### Required task
Pull out each line of the data that includes the word "parish".

### Data items
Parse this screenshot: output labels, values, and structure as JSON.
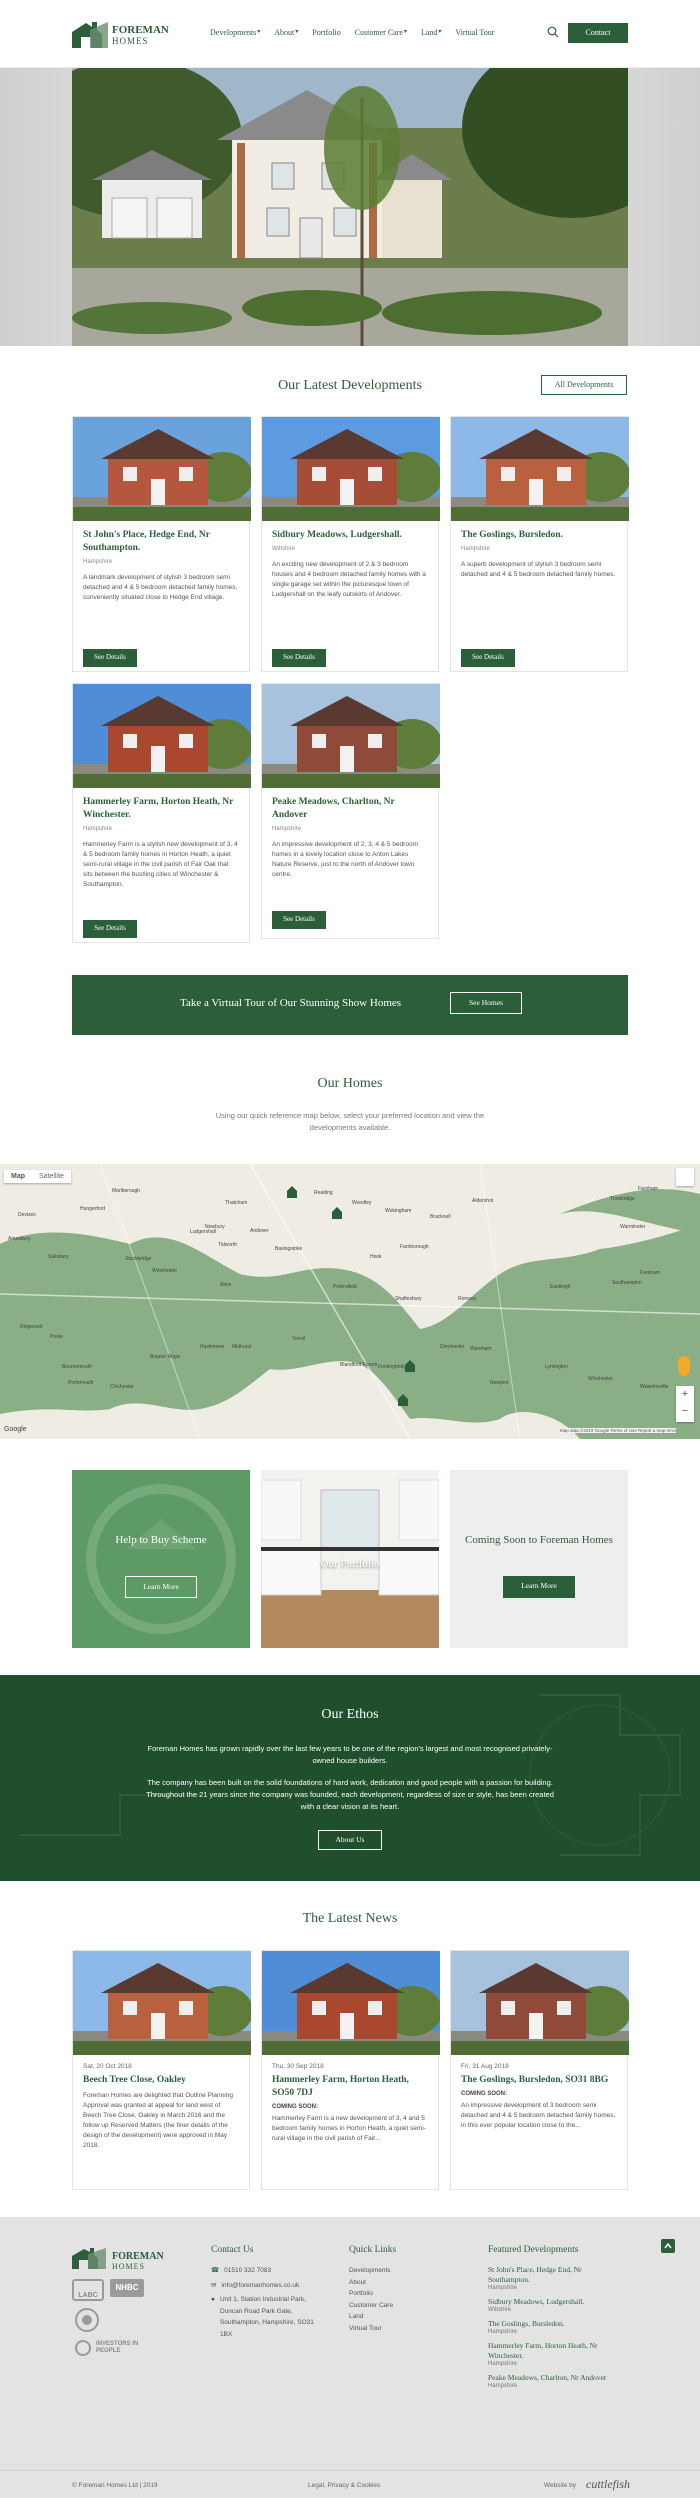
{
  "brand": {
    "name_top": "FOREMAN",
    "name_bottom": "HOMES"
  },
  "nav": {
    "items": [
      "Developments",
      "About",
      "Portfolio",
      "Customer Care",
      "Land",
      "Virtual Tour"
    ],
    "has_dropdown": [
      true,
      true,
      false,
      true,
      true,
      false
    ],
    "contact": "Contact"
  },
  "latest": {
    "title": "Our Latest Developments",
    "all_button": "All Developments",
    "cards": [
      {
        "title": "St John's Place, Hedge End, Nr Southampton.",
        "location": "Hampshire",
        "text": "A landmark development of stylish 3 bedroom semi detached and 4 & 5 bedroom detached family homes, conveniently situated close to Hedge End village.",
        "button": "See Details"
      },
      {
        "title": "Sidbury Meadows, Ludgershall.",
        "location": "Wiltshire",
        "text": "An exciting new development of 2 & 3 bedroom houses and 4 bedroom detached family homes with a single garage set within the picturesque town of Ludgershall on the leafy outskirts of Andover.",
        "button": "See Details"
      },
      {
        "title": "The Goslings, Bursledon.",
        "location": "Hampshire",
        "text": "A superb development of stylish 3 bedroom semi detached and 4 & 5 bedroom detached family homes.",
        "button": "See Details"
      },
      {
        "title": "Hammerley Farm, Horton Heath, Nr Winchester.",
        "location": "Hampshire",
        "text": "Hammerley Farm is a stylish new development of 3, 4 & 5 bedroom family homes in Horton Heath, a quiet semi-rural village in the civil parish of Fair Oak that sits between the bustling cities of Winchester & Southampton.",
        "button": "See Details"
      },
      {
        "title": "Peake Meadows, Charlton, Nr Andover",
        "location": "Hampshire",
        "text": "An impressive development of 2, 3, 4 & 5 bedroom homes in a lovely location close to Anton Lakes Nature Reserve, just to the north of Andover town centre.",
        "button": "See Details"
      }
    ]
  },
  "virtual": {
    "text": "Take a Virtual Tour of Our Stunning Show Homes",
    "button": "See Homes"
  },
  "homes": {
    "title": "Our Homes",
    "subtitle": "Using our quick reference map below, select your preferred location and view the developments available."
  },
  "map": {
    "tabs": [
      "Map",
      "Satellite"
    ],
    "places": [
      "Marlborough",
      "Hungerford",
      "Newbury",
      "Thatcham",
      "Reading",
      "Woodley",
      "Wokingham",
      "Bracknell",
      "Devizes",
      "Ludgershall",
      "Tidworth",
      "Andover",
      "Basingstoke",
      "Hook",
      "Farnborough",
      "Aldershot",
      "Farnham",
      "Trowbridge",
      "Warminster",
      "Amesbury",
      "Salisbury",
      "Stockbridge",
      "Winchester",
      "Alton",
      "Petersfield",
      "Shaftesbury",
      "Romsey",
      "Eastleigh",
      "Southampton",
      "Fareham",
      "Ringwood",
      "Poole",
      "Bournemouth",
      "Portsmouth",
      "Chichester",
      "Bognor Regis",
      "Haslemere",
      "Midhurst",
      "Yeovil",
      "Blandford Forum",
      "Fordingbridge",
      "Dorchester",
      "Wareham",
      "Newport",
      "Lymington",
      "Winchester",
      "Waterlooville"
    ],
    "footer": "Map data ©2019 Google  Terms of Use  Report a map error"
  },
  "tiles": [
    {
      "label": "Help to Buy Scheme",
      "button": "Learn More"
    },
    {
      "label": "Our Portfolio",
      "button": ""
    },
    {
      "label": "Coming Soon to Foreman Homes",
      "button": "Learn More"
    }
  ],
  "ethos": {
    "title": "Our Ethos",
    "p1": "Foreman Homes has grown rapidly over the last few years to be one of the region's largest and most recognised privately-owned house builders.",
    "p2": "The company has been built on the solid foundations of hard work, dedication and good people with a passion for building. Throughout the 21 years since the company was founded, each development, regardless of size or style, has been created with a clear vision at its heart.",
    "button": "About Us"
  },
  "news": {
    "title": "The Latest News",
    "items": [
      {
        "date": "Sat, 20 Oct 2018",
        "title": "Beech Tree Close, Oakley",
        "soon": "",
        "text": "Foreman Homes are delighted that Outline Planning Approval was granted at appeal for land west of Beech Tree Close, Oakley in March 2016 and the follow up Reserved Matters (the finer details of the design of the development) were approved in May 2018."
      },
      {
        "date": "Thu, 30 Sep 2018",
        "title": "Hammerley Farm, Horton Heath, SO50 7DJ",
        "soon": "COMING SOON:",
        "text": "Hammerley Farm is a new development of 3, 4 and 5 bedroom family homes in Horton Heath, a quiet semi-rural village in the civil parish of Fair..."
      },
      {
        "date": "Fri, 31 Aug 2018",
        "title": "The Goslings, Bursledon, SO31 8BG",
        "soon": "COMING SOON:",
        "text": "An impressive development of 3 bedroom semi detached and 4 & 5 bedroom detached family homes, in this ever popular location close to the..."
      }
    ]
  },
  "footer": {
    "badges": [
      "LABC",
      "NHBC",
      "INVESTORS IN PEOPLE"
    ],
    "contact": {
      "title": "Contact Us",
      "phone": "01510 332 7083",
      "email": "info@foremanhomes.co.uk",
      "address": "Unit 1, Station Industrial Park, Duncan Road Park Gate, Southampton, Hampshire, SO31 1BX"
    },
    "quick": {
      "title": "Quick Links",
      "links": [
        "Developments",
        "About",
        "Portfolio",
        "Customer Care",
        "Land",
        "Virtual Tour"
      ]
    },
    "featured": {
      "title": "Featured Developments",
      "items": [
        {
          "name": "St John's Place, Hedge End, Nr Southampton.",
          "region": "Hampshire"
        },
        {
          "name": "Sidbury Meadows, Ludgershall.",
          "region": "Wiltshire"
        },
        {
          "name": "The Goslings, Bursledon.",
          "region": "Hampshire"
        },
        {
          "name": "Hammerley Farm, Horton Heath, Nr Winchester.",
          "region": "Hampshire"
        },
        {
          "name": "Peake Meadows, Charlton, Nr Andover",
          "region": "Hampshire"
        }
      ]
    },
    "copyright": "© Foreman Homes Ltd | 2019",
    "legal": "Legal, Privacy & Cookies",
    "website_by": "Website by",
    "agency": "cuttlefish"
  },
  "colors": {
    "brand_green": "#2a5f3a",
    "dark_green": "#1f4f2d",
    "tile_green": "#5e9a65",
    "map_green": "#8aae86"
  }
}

### Response for this exercise
        "text": "Hammerley Farm is a stylish new development of 3, 4 & 5 bedroom family homes in Horton Heath, a quiet semi-rural village in the civil parish of Fair Oak that sits between the bustling cities of Winchester & Southampton.",
        "text": "Hammerley Farm is a new development of 3, 4 and 5 bedroom family homes in Horton Heath, a quiet semi-rural village in the civil parish of Fair..."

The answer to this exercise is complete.